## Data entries
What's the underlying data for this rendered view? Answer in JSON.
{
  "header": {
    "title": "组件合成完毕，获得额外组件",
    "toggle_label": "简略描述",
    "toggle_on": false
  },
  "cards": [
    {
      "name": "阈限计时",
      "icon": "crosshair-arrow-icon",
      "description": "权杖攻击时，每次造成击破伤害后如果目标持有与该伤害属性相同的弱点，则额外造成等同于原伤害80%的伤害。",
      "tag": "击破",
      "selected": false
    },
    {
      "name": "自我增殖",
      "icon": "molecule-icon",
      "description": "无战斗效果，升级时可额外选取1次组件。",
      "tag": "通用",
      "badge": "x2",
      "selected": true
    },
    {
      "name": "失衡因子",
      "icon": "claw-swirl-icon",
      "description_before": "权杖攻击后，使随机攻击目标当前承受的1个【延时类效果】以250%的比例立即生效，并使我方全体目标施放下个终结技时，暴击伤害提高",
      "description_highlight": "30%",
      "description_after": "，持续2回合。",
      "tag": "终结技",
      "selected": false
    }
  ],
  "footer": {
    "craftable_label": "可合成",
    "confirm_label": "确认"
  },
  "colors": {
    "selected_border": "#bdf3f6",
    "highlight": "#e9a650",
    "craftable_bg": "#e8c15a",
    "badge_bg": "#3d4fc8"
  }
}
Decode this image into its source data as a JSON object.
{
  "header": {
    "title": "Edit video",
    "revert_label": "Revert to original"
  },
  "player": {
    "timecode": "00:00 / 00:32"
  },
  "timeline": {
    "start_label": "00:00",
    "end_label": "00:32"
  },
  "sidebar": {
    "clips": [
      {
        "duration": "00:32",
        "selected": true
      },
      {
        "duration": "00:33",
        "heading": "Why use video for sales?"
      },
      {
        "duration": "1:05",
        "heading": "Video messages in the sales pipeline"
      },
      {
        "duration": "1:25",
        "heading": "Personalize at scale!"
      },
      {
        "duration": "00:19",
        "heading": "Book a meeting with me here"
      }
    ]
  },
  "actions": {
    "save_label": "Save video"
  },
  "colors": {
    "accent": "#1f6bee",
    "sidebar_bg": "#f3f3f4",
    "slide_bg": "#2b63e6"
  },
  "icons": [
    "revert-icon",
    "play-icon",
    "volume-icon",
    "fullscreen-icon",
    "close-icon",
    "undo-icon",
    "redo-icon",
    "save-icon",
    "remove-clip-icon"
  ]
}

## Given exercise
Only the number is required: the count of lines containing the word "this".

## Solution
2